Aim> Please repeat all of the lines that follow, exactly as written.

Supplied material>
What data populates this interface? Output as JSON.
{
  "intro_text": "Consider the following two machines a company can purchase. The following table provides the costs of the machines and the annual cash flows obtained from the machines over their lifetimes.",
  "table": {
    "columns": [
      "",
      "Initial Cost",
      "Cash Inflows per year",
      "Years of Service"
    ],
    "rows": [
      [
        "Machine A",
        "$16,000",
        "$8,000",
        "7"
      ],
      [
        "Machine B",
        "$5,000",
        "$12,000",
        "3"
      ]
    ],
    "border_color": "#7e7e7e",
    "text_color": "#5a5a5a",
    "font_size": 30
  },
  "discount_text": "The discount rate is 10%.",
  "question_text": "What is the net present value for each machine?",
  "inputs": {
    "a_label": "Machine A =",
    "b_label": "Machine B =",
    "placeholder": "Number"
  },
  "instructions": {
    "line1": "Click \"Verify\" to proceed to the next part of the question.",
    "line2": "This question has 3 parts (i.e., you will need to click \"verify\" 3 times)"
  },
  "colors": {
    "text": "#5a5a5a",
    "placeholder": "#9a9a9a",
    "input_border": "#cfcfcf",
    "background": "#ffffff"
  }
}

Output>
What data populates this interface? Output as JSON.
{
  "intro_text": "Consider the following two machines a company can purchase. The following table provides the costs of the machines and the annual cash flows obtained from the machines over their lifetimes.",
  "table": {
    "columns": [
      "",
      "Initial Cost",
      "Cash Inflows per year",
      "Years of Service"
    ],
    "rows": [
      [
        "Machine A",
        "$16,000",
        "$8,000",
        "7"
      ],
      [
        "Machine B",
        "$5,000",
        "$12,000",
        "3"
      ]
    ],
    "border_color": "#7e7e7e",
    "text_color": "#5a5a5a",
    "font_size": 30
  },
  "discount_text": "The discount rate is 10%.",
  "question_text": "What is the net present value for each machine?",
  "inputs": {
    "a_label": "Machine A =",
    "b_label": "Machine B =",
    "placeholder": "Number"
  },
  "instructions": {
    "line1": "Click \"Verify\" to proceed to the next part of the question.",
    "line2": "This question has 3 parts (i.e., you will need to click \"verify\" 3 times)"
  },
  "colors": {
    "text": "#5a5a5a",
    "placeholder": "#9a9a9a",
    "input_border": "#cfcfcf",
    "background": "#ffffff"
  }
}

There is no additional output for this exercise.